◆ **Exercise requirements**:
Wherever a line holds the word "JSON", copy that line out.

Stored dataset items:
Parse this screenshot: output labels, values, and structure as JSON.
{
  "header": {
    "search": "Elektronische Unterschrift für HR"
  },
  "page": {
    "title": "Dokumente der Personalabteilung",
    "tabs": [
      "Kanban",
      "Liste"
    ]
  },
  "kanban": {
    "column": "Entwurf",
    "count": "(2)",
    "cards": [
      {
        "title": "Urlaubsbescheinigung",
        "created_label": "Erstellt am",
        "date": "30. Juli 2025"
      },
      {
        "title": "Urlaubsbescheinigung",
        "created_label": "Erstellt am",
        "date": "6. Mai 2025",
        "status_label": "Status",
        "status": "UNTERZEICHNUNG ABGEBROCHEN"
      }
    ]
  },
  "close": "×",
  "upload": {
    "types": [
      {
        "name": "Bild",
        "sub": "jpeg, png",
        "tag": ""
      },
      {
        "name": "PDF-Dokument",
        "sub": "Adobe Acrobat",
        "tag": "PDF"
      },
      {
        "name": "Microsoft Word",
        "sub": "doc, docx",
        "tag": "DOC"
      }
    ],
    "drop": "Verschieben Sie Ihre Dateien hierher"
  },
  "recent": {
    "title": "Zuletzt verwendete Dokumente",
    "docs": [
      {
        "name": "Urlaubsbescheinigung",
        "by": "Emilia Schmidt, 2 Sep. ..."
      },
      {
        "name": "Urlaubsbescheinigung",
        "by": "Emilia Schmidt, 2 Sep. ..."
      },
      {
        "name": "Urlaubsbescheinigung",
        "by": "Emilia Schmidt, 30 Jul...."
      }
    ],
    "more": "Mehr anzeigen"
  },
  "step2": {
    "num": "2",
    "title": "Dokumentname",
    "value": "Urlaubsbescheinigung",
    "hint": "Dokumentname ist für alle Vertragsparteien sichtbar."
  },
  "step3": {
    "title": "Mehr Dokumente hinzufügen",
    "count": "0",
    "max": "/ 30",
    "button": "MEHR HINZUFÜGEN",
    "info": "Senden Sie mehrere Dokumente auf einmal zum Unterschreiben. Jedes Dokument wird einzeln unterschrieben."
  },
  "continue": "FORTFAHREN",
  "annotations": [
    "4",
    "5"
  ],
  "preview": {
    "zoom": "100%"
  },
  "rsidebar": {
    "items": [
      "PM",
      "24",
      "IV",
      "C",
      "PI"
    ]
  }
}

--

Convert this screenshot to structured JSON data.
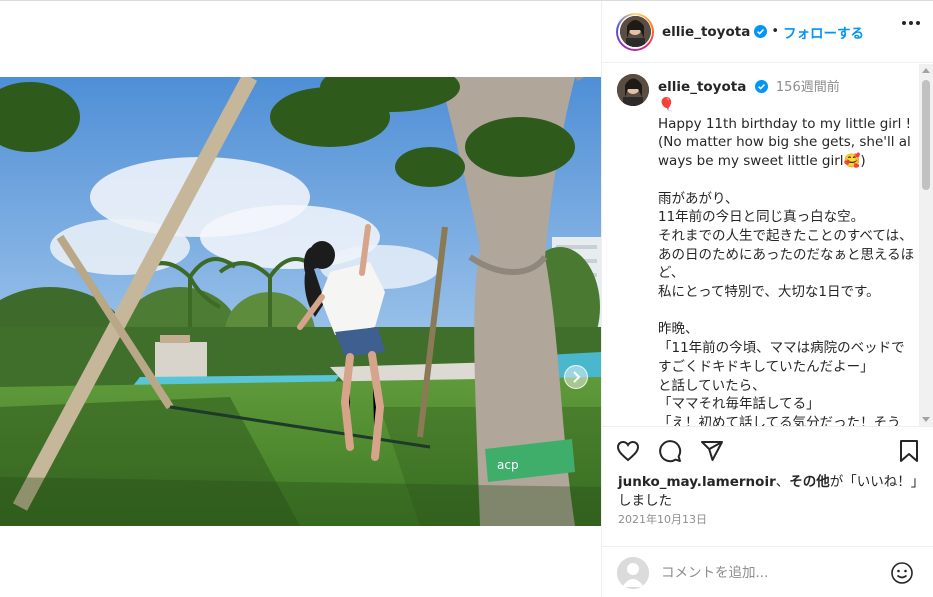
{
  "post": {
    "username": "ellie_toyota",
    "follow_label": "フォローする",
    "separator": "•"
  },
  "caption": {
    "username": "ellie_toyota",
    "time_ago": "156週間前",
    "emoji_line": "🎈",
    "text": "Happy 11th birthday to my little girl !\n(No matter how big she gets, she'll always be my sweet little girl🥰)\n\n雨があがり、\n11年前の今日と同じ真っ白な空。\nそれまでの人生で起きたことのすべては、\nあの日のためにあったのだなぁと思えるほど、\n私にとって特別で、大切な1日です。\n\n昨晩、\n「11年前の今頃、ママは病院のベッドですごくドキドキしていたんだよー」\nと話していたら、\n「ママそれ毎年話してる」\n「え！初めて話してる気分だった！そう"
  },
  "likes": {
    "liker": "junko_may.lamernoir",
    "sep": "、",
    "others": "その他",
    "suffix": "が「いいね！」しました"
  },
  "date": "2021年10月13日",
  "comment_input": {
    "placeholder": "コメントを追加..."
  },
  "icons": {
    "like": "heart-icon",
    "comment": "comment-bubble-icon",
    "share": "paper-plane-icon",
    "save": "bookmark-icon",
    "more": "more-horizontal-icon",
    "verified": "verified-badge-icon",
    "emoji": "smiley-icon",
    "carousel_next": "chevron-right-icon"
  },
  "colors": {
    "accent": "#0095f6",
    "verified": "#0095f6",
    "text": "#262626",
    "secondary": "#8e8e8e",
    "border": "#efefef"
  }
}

◆ **Exercise output**:
Parse this screenshot: output labels, values, and structure as JSON.
Convert this screenshot to structured JSON data.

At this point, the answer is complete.